**AIM**
Print the listing below in its entirety, character for character.

— Start DATASET RECORDS —

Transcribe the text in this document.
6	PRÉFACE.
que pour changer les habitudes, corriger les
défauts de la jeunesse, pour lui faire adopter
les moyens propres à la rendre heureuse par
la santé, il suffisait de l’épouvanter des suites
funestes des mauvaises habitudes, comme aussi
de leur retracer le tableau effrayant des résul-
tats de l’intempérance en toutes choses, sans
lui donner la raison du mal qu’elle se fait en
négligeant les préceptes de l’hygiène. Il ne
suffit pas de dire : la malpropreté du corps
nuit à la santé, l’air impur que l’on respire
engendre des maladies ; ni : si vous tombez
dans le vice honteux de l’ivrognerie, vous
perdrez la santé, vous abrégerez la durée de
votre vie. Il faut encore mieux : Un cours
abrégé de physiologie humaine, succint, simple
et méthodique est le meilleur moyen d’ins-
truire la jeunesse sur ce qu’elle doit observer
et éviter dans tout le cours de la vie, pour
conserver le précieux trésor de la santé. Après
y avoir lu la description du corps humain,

— End DATASET RECORDS —

**THE SOLUTION**
Transcribe the text in this document.
6	PRÉFACE.
que pour changer les habitudes, corriger les
défauts de la jeunesse, pour lui faire adopter
les moyens propres à la rendre heureuse par
la santé, il suffisait de l’épouvanter des suites
funestes des mauvaises habitudes, comme aussi
de leur retracer le tableau effrayant des résul-
tats de l’intempérance en toutes choses, sans
lui donner la raison du mal qu’elle se fait en
négligeant les préceptes de l’hygiène. Il ne
suffit pas de dire : la malpropreté du corps
nuit à la santé, l’air impur que l’on respire
engendre des maladies ; ni : si vous tombez
dans le vice honteux de l’ivrognerie, vous
perdrez la santé, vous abrégerez la durée de
votre vie. Il faut encore mieux : Un cours
abrégé de physiologie humaine, succint, simple
et méthodique est le meilleur moyen d’ins-
truire la jeunesse sur ce qu’elle doit observer
et éviter dans tout le cours de la vie, pour
conserver le précieux trésor de la santé. Après
y avoir lu la description du corps humain,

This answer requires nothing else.